* [Task objective]
Only a number is wanted: how many lines in the listing contain the word "隐患解除"?

──────── Stored rows ────────

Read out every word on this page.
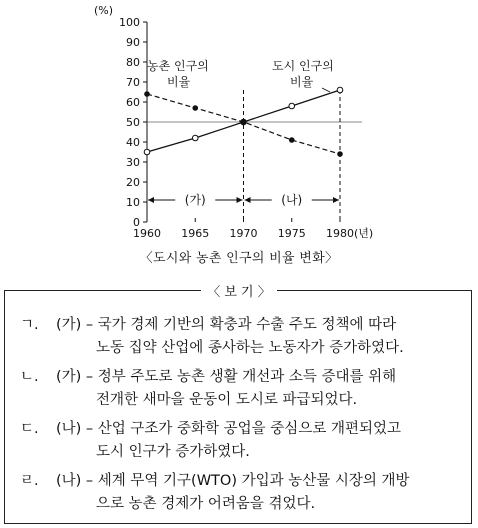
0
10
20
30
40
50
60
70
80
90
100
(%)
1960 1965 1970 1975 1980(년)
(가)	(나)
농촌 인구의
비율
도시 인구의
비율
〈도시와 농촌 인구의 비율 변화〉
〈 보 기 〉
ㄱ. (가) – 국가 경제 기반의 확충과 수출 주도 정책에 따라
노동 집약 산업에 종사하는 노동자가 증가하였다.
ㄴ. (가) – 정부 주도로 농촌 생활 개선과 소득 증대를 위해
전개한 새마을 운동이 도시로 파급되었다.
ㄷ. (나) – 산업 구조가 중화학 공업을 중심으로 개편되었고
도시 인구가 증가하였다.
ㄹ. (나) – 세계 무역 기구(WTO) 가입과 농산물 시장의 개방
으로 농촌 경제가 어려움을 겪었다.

────────
──────── Stored rows ────────

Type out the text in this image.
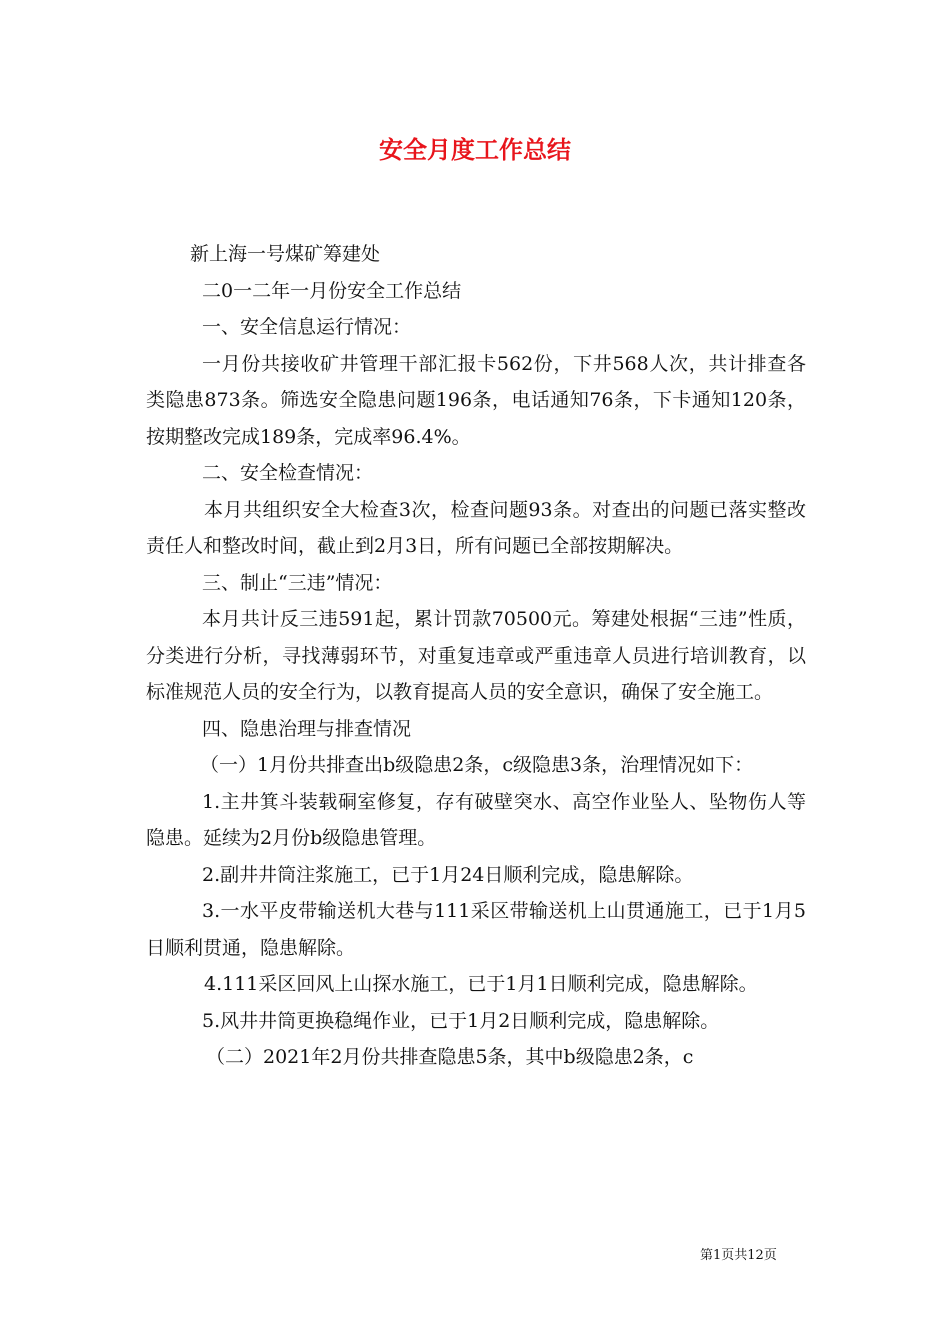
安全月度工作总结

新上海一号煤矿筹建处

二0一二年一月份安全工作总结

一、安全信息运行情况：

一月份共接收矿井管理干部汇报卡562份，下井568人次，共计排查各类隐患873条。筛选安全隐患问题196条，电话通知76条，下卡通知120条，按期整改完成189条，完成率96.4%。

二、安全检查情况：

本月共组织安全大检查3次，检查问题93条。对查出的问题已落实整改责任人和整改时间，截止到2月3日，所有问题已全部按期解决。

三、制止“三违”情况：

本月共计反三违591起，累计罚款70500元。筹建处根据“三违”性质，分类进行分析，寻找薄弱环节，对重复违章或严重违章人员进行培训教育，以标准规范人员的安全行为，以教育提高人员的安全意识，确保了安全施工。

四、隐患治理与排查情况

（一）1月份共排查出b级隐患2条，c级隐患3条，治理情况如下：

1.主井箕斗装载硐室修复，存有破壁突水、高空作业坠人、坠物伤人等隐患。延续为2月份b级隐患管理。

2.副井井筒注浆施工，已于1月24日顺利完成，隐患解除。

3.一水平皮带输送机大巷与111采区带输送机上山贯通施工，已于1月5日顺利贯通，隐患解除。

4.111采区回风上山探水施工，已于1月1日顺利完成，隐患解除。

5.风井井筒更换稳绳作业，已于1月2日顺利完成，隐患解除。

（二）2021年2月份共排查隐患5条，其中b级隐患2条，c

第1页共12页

────────

* [Complete output]
4